◆ **Task description**
From the line that contains "Give me the" down to the last line of the data below, restate every line word for word, skipping any images.

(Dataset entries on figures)
○ ○ ○ ○

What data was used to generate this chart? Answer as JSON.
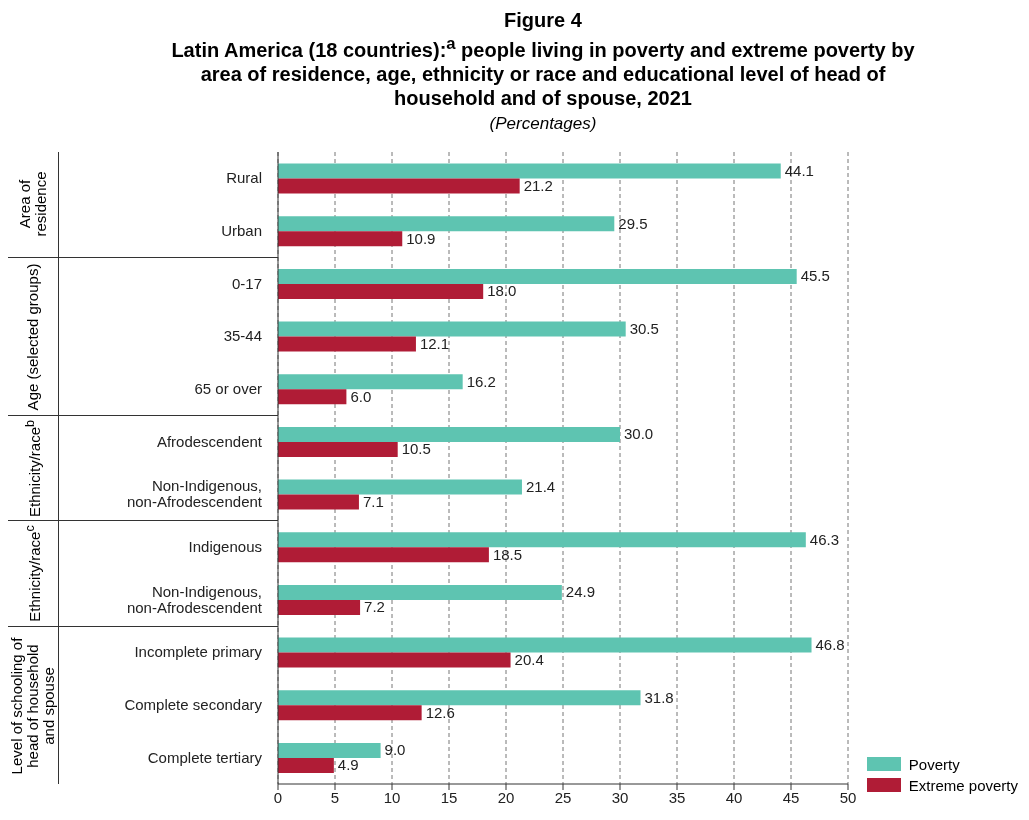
{
  "chart_data": {
    "type": "bar",
    "orientation": "horizontal",
    "title": "Figure 4",
    "subtitle": "Latin America (18 countries):$^{a}$ people living in poverty and extreme poverty by area of residence, age, ethnicity or race and educational level of head of household and of spouse, 2021",
    "xlabel": "(Percentages)",
    "categories": [
      "Rural",
      "Urban",
      "0-17",
      "35-44",
      "65 or over",
      "Afrodescendent",
      "Non-Indigenous, non-Afrodescendent",
      "Indigenous",
      "Non-Indigenous, non-Afrodescendent",
      "Incomplete primary",
      "Complete secondary",
      "Complete tertiary"
    ],
    "series": [
      {
        "name": "Poverty",
        "color": "#5ec4b1",
        "values": [
          44.1,
          29.5,
          45.5,
          30.5,
          16.2,
          30.0,
          21.4,
          46.3,
          24.9,
          46.8,
          31.8,
          9.0
        ],
        "value_labels": [
          "44.1",
          "29.5",
          "45.5",
          "30.5",
          "16.2",
          "30.0",
          "21.4",
          "46.3",
          "24.9",
          "46.8",
          "31.8",
          "9.0"
        ]
      },
      {
        "name": "Extreme poverty",
        "color": "#b01c36",
        "values": [
          21.2,
          10.9,
          18.0,
          12.1,
          6.0,
          10.5,
          7.1,
          18.5,
          7.2,
          20.4,
          12.6,
          4.9
        ],
        "value_labels": [
          "21.2",
          "10.9",
          "18.0",
          "12.1",
          "6.0",
          "10.5",
          "7.1",
          "18.5",
          "7.2",
          "20.4",
          "12.6",
          "4.9"
        ]
      }
    ],
    "annotations": [
      "Area of residence",
      "Age (selected groups)",
      "Ethnicity/race$^{b}$",
      "Ethnicity/race$^{c}$",
      "Level of schooling of head of household and spouse"
    ],
    "xlim": [
      0,
      50
    ],
    "xticks": [
      0,
      5,
      10,
      15,
      20,
      25,
      30,
      35,
      40,
      45,
      50
    ],
    "grid": "x",
    "legend": "bottom right"
  }
}
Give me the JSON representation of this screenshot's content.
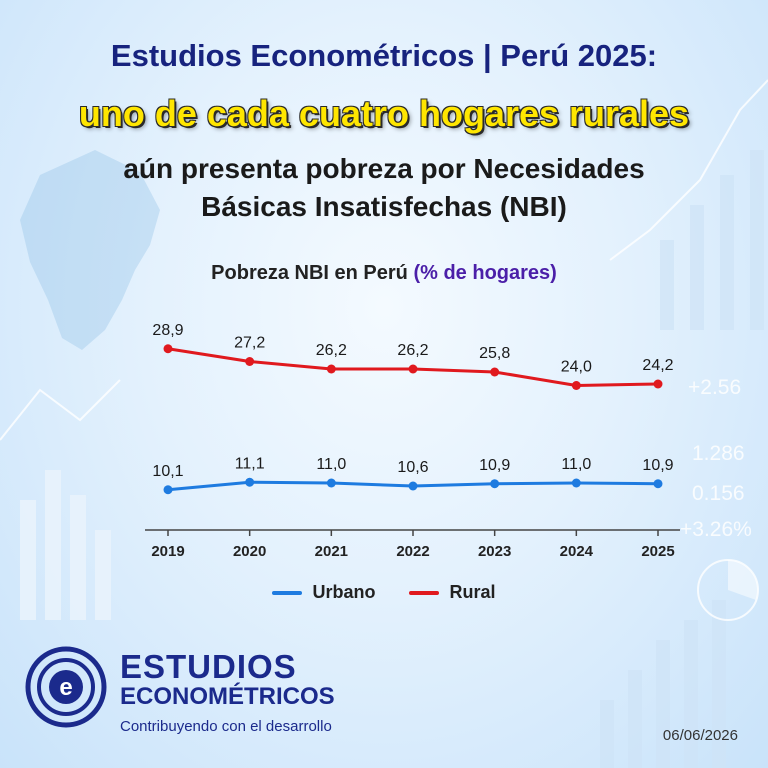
{
  "header": {
    "line1": "Estudios Econométricos | Perú 2025:",
    "line2": "uno de cada cuatro hogares rurales",
    "line3a": "aún presenta pobreza por Necesidades",
    "line3b": "Básicas Insatisfechas (NBI)"
  },
  "chart_title": {
    "main": "Pobreza NBI en Perú",
    "accent": "(% de hogares)"
  },
  "chart_data": {
    "type": "line",
    "title": "Pobreza NBI en Perú (% de hogares)",
    "categories": [
      "2019",
      "2020",
      "2021",
      "2022",
      "2023",
      "2024",
      "2025"
    ],
    "series": [
      {
        "name": "Urbano",
        "color": "#1e7be0",
        "values": [
          10.1,
          11.1,
          11.0,
          10.6,
          10.9,
          11.0,
          10.9
        ],
        "labels": [
          "10,1",
          "11,1",
          "11,0",
          "10,6",
          "10,9",
          "11,0",
          "10,9"
        ]
      },
      {
        "name": "Rural",
        "color": "#e0191e",
        "values": [
          28.9,
          27.2,
          26.2,
          26.2,
          25.8,
          24.0,
          24.2
        ],
        "labels": [
          "28,9",
          "27,2",
          "26,2",
          "26,2",
          "25,8",
          "24,0",
          "24,2"
        ]
      }
    ],
    "ylim": [
      0,
      32
    ],
    "grid": false,
    "legend": "bottom"
  },
  "legend": {
    "urbano": "Urbano",
    "rural": "Rural"
  },
  "bg_numbers": [
    "+2.56",
    "1.286",
    "0.156",
    "+3.26%"
  ],
  "logo": {
    "name1": "ESTUDIOS",
    "name2": "ECONOMÉTRICOS",
    "tagline": "Contribuyendo con el desarrollo",
    "mark_letter": "e",
    "color": "#1b2a8c"
  },
  "date": "06/06/2026"
}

○ ○ ○ ○

◆ **Answer in full**
Give me the JSON representation of this screenshot's content.
{
  "header": {
    "line1": "Estudios Econométricos | Perú 2025:",
    "line2": "uno de cada cuatro hogares rurales",
    "line3a": "aún presenta pobreza por Necesidades",
    "line3b": "Básicas Insatisfechas (NBI)"
  },
  "chart_title": {
    "main": "Pobreza NBI en Perú",
    "accent": "(% de hogares)"
  },
  "chart_data": {
    "type": "line",
    "title": "Pobreza NBI en Perú (% de hogares)",
    "categories": [
      "2019",
      "2020",
      "2021",
      "2022",
      "2023",
      "2024",
      "2025"
    ],
    "series": [
      {
        "name": "Urbano",
        "color": "#1e7be0",
        "values": [
          10.1,
          11.1,
          11.0,
          10.6,
          10.9,
          11.0,
          10.9
        ],
        "labels": [
          "10,1",
          "11,1",
          "11,0",
          "10,6",
          "10,9",
          "11,0",
          "10,9"
        ]
      },
      {
        "name": "Rural",
        "color": "#e0191e",
        "values": [
          28.9,
          27.2,
          26.2,
          26.2,
          25.8,
          24.0,
          24.2
        ],
        "labels": [
          "28,9",
          "27,2",
          "26,2",
          "26,2",
          "25,8",
          "24,0",
          "24,2"
        ]
      }
    ],
    "ylim": [
      0,
      32
    ],
    "grid": false,
    "legend": "bottom"
  },
  "legend": {
    "urbano": "Urbano",
    "rural": "Rural"
  },
  "bg_numbers": [
    "+2.56",
    "1.286",
    "0.156",
    "+3.26%"
  ],
  "logo": {
    "name1": "ESTUDIOS",
    "name2": "ECONOMÉTRICOS",
    "tagline": "Contribuyendo con el desarrollo",
    "mark_letter": "e",
    "color": "#1b2a8c"
  },
  "date": "06/06/2026"
}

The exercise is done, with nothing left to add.